▶ _Stated task_
Output every entry exactly as written, skipping any pictures.

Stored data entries

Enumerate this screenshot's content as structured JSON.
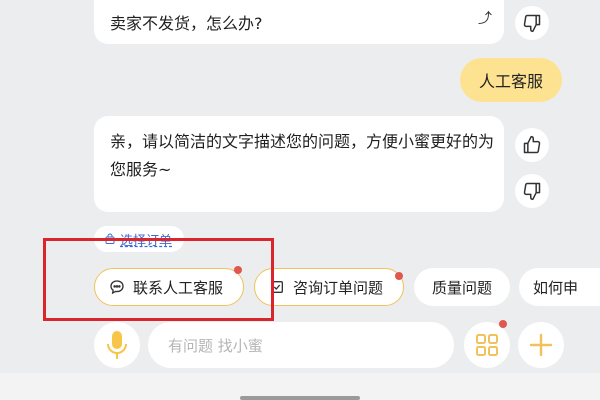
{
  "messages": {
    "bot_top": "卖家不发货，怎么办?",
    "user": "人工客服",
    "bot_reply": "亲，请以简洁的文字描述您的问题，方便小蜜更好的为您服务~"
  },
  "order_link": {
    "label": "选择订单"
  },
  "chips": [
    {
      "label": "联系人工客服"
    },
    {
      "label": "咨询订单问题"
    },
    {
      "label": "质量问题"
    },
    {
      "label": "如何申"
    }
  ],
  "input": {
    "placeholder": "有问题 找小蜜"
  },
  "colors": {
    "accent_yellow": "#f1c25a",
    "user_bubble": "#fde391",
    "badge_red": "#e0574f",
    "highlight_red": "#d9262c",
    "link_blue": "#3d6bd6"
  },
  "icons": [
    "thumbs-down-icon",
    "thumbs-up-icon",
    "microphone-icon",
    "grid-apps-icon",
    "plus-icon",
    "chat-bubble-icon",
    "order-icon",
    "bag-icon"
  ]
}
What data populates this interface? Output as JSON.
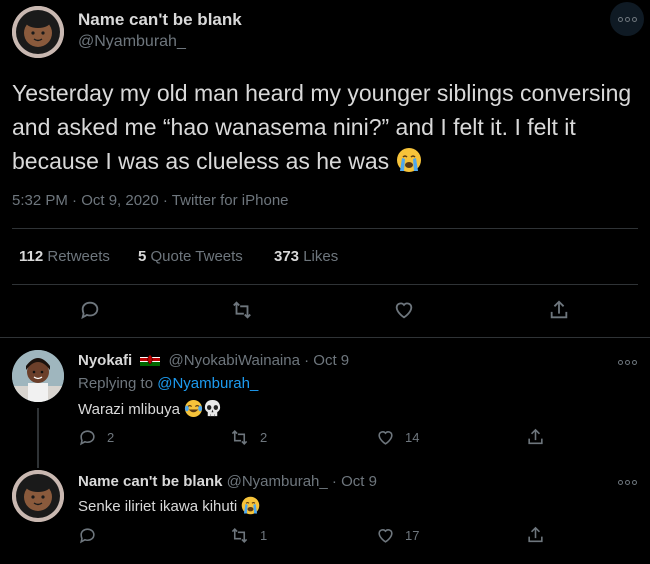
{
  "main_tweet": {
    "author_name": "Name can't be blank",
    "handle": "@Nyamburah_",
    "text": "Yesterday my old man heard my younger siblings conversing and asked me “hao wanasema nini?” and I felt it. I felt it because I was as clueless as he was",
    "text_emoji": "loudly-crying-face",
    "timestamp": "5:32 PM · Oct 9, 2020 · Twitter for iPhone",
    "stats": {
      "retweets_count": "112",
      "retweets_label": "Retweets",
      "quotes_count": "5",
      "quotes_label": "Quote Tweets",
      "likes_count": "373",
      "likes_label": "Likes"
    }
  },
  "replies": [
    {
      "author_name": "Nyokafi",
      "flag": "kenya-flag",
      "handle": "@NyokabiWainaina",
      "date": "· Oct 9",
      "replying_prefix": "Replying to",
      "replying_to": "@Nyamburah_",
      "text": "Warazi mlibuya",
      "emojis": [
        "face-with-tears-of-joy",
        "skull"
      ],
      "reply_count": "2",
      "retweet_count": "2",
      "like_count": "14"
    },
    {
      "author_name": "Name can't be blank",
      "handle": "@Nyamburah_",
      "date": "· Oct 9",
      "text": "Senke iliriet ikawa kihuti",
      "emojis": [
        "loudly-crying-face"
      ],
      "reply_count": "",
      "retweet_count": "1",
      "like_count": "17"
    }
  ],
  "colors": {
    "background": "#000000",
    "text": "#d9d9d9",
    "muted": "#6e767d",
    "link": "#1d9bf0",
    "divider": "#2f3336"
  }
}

▶ _Written reply_
Enumerate this screenshot's content as structured JSON.
{
  "messages": {
    "bot_top": "卖家不发货，怎么办?",
    "user": "人工客服",
    "bot_reply": "亲，请以简洁的文字描述您的问题，方便小蜜更好的为您服务~"
  },
  "order_link": {
    "label": "选择订单"
  },
  "chips": [
    {
      "label": "联系人工客服"
    },
    {
      "label": "咨询订单问题"
    },
    {
      "label": "质量问题"
    },
    {
      "label": "如何申"
    }
  ],
  "input": {
    "placeholder": "有问题 找小蜜"
  },
  "colors": {
    "accent_yellow": "#f1c25a",
    "user_bubble": "#fde391",
    "badge_red": "#e0574f",
    "highlight_red": "#d9262c",
    "link_blue": "#3d6bd6"
  },
  "icons": [
    "thumbs-down-icon",
    "thumbs-up-icon",
    "microphone-icon",
    "grid-apps-icon",
    "plus-icon",
    "chat-bubble-icon",
    "order-icon",
    "bag-icon"
  ]
}
What data populates this interface? Output as JSON.
{
  "main_tweet": {
    "author_name": "Name can't be blank",
    "handle": "@Nyamburah_",
    "text": "Yesterday my old man heard my younger siblings conversing and asked me “hao wanasema nini?” and I felt it. I felt it because I was as clueless as he was",
    "text_emoji": "loudly-crying-face",
    "timestamp": "5:32 PM · Oct 9, 2020 · Twitter for iPhone",
    "stats": {
      "retweets_count": "112",
      "retweets_label": "Retweets",
      "quotes_count": "5",
      "quotes_label": "Quote Tweets",
      "likes_count": "373",
      "likes_label": "Likes"
    }
  },
  "replies": [
    {
      "author_name": "Nyokafi",
      "flag": "kenya-flag",
      "handle": "@NyokabiWainaina",
      "date": "· Oct 9",
      "replying_prefix": "Replying to",
      "replying_to": "@Nyamburah_",
      "text": "Warazi mlibuya",
      "emojis": [
        "face-with-tears-of-joy",
        "skull"
      ],
      "reply_count": "2",
      "retweet_count": "2",
      "like_count": "14"
    },
    {
      "author_name": "Name can't be blank",
      "handle": "@Nyamburah_",
      "date": "· Oct 9",
      "text": "Senke iliriet ikawa kihuti",
      "emojis": [
        "loudly-crying-face"
      ],
      "reply_count": "",
      "retweet_count": "1",
      "like_count": "17"
    }
  ],
  "colors": {
    "background": "#000000",
    "text": "#d9d9d9",
    "muted": "#6e767d",
    "link": "#1d9bf0",
    "divider": "#2f3336"
  }
}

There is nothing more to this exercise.